═════ Dataset excerpts

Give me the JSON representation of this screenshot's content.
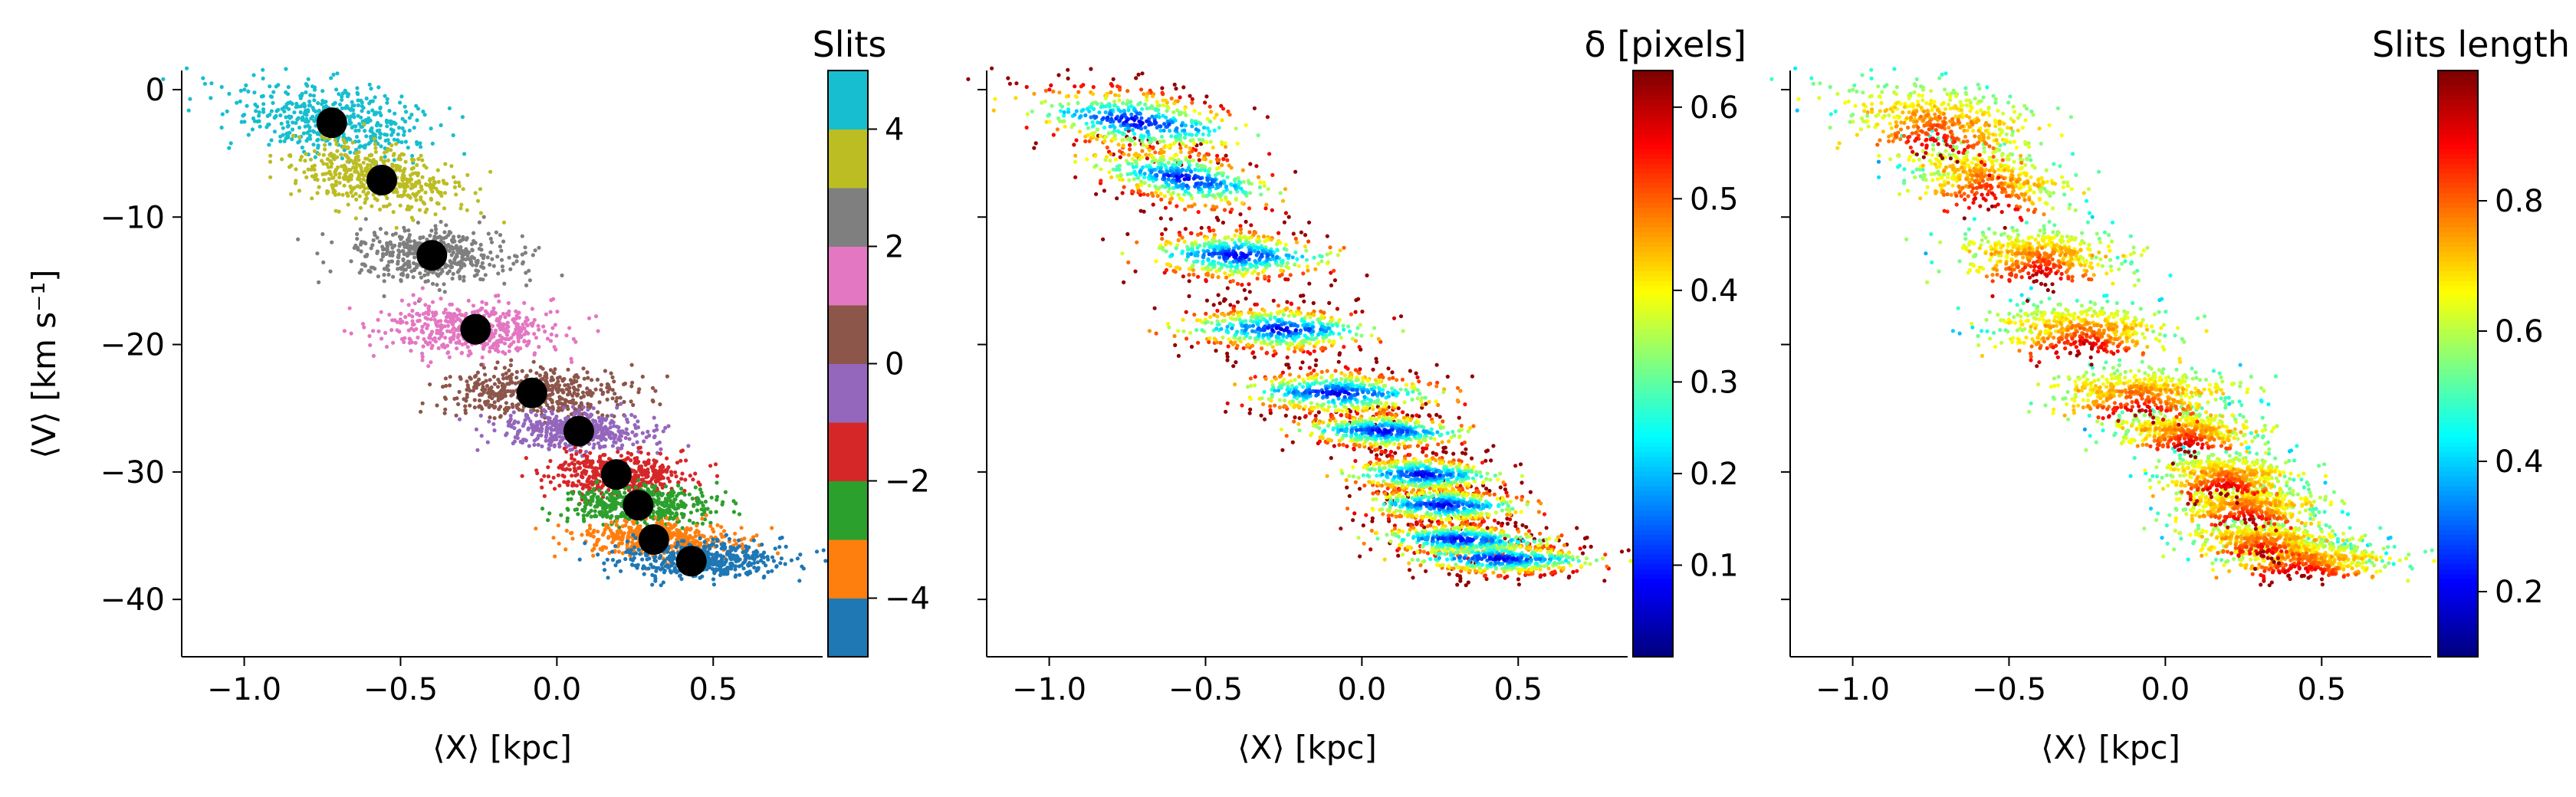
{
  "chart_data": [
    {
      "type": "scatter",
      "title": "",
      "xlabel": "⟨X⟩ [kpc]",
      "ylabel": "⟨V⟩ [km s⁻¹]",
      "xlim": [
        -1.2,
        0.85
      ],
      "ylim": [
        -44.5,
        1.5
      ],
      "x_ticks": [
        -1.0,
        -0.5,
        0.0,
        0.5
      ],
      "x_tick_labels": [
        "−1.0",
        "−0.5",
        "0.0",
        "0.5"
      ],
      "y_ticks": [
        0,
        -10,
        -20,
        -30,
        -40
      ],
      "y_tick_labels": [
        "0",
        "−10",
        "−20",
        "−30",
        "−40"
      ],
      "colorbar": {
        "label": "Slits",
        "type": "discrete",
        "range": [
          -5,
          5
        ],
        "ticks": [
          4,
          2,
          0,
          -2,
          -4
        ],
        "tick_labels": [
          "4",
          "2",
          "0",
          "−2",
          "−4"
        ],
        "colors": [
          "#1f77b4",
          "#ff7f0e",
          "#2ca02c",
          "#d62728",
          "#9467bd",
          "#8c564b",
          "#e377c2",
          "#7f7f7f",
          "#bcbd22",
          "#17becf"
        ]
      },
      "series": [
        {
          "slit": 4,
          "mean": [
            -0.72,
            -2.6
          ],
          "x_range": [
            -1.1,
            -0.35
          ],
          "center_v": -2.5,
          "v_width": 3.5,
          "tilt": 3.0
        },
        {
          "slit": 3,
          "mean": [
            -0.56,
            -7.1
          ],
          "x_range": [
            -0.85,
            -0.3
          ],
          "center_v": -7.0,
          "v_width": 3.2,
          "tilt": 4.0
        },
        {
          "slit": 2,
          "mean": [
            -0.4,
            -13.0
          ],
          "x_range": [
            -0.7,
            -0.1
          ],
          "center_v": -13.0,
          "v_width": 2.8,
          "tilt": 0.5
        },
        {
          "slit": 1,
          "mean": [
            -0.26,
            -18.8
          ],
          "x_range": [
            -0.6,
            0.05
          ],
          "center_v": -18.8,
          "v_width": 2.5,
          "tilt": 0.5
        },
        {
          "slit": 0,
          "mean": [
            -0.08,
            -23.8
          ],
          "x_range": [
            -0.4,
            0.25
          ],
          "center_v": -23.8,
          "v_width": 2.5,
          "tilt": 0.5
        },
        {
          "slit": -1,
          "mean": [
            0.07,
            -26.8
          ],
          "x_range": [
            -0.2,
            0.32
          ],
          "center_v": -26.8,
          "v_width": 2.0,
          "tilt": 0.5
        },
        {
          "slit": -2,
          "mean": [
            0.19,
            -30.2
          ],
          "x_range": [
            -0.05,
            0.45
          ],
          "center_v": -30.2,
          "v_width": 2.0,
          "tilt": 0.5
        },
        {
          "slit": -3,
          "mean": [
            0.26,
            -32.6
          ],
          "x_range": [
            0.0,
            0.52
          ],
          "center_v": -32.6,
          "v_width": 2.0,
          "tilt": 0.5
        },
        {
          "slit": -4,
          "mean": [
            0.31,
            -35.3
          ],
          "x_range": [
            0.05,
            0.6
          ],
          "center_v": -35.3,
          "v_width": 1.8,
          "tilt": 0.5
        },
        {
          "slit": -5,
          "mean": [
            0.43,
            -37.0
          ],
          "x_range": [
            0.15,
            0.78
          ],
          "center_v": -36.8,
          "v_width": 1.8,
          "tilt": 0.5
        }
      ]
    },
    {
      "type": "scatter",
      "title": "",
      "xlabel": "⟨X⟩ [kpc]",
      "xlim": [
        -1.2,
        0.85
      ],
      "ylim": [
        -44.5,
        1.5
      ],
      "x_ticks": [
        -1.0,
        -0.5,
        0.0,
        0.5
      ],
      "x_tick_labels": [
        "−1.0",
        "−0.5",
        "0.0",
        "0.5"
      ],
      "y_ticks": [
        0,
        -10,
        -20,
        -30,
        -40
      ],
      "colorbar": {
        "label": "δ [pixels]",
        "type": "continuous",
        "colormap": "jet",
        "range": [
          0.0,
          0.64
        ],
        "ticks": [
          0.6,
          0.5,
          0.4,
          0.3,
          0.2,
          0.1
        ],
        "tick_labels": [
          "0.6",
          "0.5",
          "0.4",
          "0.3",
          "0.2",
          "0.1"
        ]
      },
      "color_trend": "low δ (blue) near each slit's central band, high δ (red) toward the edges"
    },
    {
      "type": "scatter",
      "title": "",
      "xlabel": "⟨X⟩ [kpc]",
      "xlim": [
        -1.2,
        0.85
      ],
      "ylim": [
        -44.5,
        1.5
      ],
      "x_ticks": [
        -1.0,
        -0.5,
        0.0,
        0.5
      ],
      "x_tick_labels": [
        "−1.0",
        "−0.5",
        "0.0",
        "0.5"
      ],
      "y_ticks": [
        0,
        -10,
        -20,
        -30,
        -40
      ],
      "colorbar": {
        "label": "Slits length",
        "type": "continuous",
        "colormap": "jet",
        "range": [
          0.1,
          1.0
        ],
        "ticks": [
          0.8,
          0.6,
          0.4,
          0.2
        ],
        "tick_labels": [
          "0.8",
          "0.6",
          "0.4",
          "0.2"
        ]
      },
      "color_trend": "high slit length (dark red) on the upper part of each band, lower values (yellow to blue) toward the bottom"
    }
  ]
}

══════════

- What to do -
Pictures are not part of the copy; output everything else in the records exactly.

- Answer to this task -
Give me the JSON representation of this screenshot's content.
{
  "chart_data": [
    {
      "type": "scatter",
      "title": "",
      "xlabel": "⟨X⟩ [kpc]",
      "ylabel": "⟨V⟩ [km s⁻¹]",
      "xlim": [
        -1.2,
        0.85
      ],
      "ylim": [
        -44.5,
        1.5
      ],
      "x_ticks": [
        -1.0,
        -0.5,
        0.0,
        0.5
      ],
      "x_tick_labels": [
        "−1.0",
        "−0.5",
        "0.0",
        "0.5"
      ],
      "y_ticks": [
        0,
        -10,
        -20,
        -30,
        -40
      ],
      "y_tick_labels": [
        "0",
        "−10",
        "−20",
        "−30",
        "−40"
      ],
      "colorbar": {
        "label": "Slits",
        "type": "discrete",
        "range": [
          -5,
          5
        ],
        "ticks": [
          4,
          2,
          0,
          -2,
          -4
        ],
        "tick_labels": [
          "4",
          "2",
          "0",
          "−2",
          "−4"
        ],
        "colors": [
          "#1f77b4",
          "#ff7f0e",
          "#2ca02c",
          "#d62728",
          "#9467bd",
          "#8c564b",
          "#e377c2",
          "#7f7f7f",
          "#bcbd22",
          "#17becf"
        ]
      },
      "series": [
        {
          "slit": 4,
          "mean": [
            -0.72,
            -2.6
          ],
          "x_range": [
            -1.1,
            -0.35
          ],
          "center_v": -2.5,
          "v_width": 3.5,
          "tilt": 3.0
        },
        {
          "slit": 3,
          "mean": [
            -0.56,
            -7.1
          ],
          "x_range": [
            -0.85,
            -0.3
          ],
          "center_v": -7.0,
          "v_width": 3.2,
          "tilt": 4.0
        },
        {
          "slit": 2,
          "mean": [
            -0.4,
            -13.0
          ],
          "x_range": [
            -0.7,
            -0.1
          ],
          "center_v": -13.0,
          "v_width": 2.8,
          "tilt": 0.5
        },
        {
          "slit": 1,
          "mean": [
            -0.26,
            -18.8
          ],
          "x_range": [
            -0.6,
            0.05
          ],
          "center_v": -18.8,
          "v_width": 2.5,
          "tilt": 0.5
        },
        {
          "slit": 0,
          "mean": [
            -0.08,
            -23.8
          ],
          "x_range": [
            -0.4,
            0.25
          ],
          "center_v": -23.8,
          "v_width": 2.5,
          "tilt": 0.5
        },
        {
          "slit": -1,
          "mean": [
            0.07,
            -26.8
          ],
          "x_range": [
            -0.2,
            0.32
          ],
          "center_v": -26.8,
          "v_width": 2.0,
          "tilt": 0.5
        },
        {
          "slit": -2,
          "mean": [
            0.19,
            -30.2
          ],
          "x_range": [
            -0.05,
            0.45
          ],
          "center_v": -30.2,
          "v_width": 2.0,
          "tilt": 0.5
        },
        {
          "slit": -3,
          "mean": [
            0.26,
            -32.6
          ],
          "x_range": [
            0.0,
            0.52
          ],
          "center_v": -32.6,
          "v_width": 2.0,
          "tilt": 0.5
        },
        {
          "slit": -4,
          "mean": [
            0.31,
            -35.3
          ],
          "x_range": [
            0.05,
            0.6
          ],
          "center_v": -35.3,
          "v_width": 1.8,
          "tilt": 0.5
        },
        {
          "slit": -5,
          "mean": [
            0.43,
            -37.0
          ],
          "x_range": [
            0.15,
            0.78
          ],
          "center_v": -36.8,
          "v_width": 1.8,
          "tilt": 0.5
        }
      ]
    },
    {
      "type": "scatter",
      "title": "",
      "xlabel": "⟨X⟩ [kpc]",
      "xlim": [
        -1.2,
        0.85
      ],
      "ylim": [
        -44.5,
        1.5
      ],
      "x_ticks": [
        -1.0,
        -0.5,
        0.0,
        0.5
      ],
      "x_tick_labels": [
        "−1.0",
        "−0.5",
        "0.0",
        "0.5"
      ],
      "y_ticks": [
        0,
        -10,
        -20,
        -30,
        -40
      ],
      "colorbar": {
        "label": "δ [pixels]",
        "type": "continuous",
        "colormap": "jet",
        "range": [
          0.0,
          0.64
        ],
        "ticks": [
          0.6,
          0.5,
          0.4,
          0.3,
          0.2,
          0.1
        ],
        "tick_labels": [
          "0.6",
          "0.5",
          "0.4",
          "0.3",
          "0.2",
          "0.1"
        ]
      },
      "color_trend": "low δ (blue) near each slit's central band, high δ (red) toward the edges"
    },
    {
      "type": "scatter",
      "title": "",
      "xlabel": "⟨X⟩ [kpc]",
      "xlim": [
        -1.2,
        0.85
      ],
      "ylim": [
        -44.5,
        1.5
      ],
      "x_ticks": [
        -1.0,
        -0.5,
        0.0,
        0.5
      ],
      "x_tick_labels": [
        "−1.0",
        "−0.5",
        "0.0",
        "0.5"
      ],
      "y_ticks": [
        0,
        -10,
        -20,
        -30,
        -40
      ],
      "colorbar": {
        "label": "Slits length",
        "type": "continuous",
        "colormap": "jet",
        "range": [
          0.1,
          1.0
        ],
        "ticks": [
          0.8,
          0.6,
          0.4,
          0.2
        ],
        "tick_labels": [
          "0.8",
          "0.6",
          "0.4",
          "0.2"
        ]
      },
      "color_trend": "high slit length (dark red) on the upper part of each band, lower values (yellow to blue) toward the bottom"
    }
  ]
}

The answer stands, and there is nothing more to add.